MATERIAL:
##########

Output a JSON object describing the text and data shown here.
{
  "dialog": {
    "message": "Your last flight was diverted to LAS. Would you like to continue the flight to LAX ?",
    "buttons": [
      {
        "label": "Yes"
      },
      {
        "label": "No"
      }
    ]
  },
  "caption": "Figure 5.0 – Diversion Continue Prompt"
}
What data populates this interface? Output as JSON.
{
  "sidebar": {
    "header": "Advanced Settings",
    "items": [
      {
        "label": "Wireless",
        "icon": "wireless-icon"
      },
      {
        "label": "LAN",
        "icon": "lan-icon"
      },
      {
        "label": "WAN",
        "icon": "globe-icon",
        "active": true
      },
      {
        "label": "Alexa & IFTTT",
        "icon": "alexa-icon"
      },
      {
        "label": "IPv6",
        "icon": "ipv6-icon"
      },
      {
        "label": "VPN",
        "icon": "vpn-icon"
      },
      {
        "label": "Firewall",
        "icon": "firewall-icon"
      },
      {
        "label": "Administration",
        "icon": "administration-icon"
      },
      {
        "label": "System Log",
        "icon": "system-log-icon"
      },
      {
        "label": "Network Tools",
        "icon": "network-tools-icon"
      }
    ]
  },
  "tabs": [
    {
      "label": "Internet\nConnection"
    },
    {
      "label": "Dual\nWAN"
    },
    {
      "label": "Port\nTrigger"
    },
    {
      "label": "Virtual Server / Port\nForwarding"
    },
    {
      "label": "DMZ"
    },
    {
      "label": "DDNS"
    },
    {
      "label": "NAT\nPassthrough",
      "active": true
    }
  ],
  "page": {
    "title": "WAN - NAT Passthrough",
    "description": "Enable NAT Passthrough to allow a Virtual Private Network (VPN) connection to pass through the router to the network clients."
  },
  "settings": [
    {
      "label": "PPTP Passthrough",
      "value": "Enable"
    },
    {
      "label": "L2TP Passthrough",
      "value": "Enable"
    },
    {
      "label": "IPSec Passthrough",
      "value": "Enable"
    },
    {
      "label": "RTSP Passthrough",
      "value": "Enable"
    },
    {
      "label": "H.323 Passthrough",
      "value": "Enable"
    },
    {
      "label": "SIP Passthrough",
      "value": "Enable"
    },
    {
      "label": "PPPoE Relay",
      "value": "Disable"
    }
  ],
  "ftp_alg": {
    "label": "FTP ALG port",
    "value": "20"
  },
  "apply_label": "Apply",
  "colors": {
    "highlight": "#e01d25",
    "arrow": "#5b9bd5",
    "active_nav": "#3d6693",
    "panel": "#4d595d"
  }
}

##########

REQUEST: Show all lines from the records above where the word "Output" occurs.

WRITTEN RESPONSE:
Output a JSON object describing the text and data shown here.
What data populates this interface? Output as JSON.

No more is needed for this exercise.